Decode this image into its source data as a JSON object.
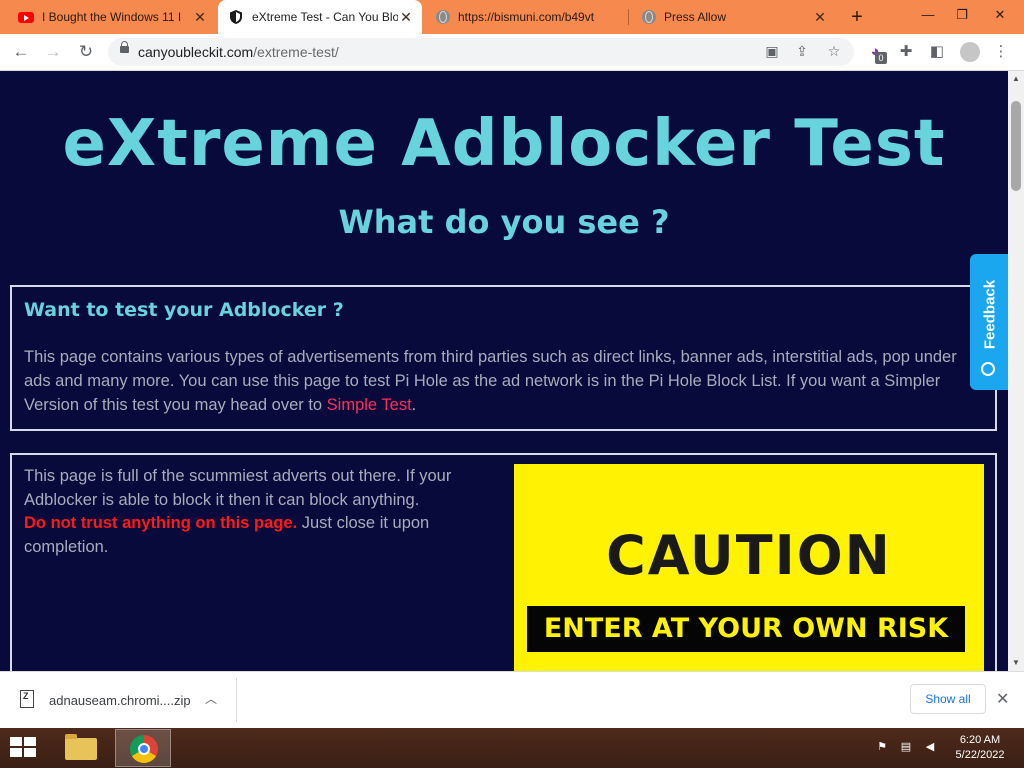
{
  "browser": {
    "tabs": [
      {
        "title": "I Bought the Windows 11 I",
        "favicon": "youtube-icon",
        "active": false
      },
      {
        "title": "eXtreme Test - Can You Blo",
        "favicon": "shield-icon",
        "active": true
      },
      {
        "title": "https://bismuni.com/b49vt",
        "favicon": "globe-icon",
        "active": false
      },
      {
        "title": "Press Allow",
        "favicon": "globe-icon",
        "active": false
      }
    ],
    "tab_close": "✕",
    "new_tab": "+",
    "window_controls": {
      "minimize": "—",
      "restore": "❐",
      "close": "✕"
    },
    "url_domain": "canyoubleckit.com",
    "url_path": "/extreme-test/",
    "extension_badge": "0"
  },
  "page": {
    "title": "eXtreme Adblocker Test",
    "subtitle": "What do you see ?",
    "intro": {
      "heading": "Want to test your Adblocker ?",
      "text_before": "This page contains various types of advertisements from third parties such as direct links, banner ads, interstitial ads, pop under ads and many more. You can use this page to test Pi Hole as the ad network is in the Pi Hole Block List. If you want a Simpler Version of this test you may head over to ",
      "link": "Simple Test",
      "text_after": "."
    },
    "warning": {
      "text_before": "This page is full of the scummiest adverts out there. If your Adblocker is able to block it then it can block anything.",
      "emphasis": "Do not trust anything on this page.",
      "text_after": " Just close it upon completion."
    },
    "caution_banner": {
      "headline": "CAUTION",
      "band": "ENTER AT YOUR OWN RISK"
    },
    "feedback_tab": "Feedback"
  },
  "download_bar": {
    "filename": "adnauseam.chromi....zip",
    "show_all": "Show all"
  },
  "taskbar": {
    "time": "6:20 AM",
    "date": "5/22/2022"
  },
  "colors": {
    "tabstrip": "#f6894d",
    "page_bg": "#070a3a",
    "heading": "#67d3dc",
    "link": "#ff2d5b",
    "caution_yellow": "#fff203",
    "feedback_blue": "#1ba7ef"
  }
}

| Set exercise |
Report how many lines of the entries hold the word "anything". Nothing else is needed.

| Response to the exercise |
2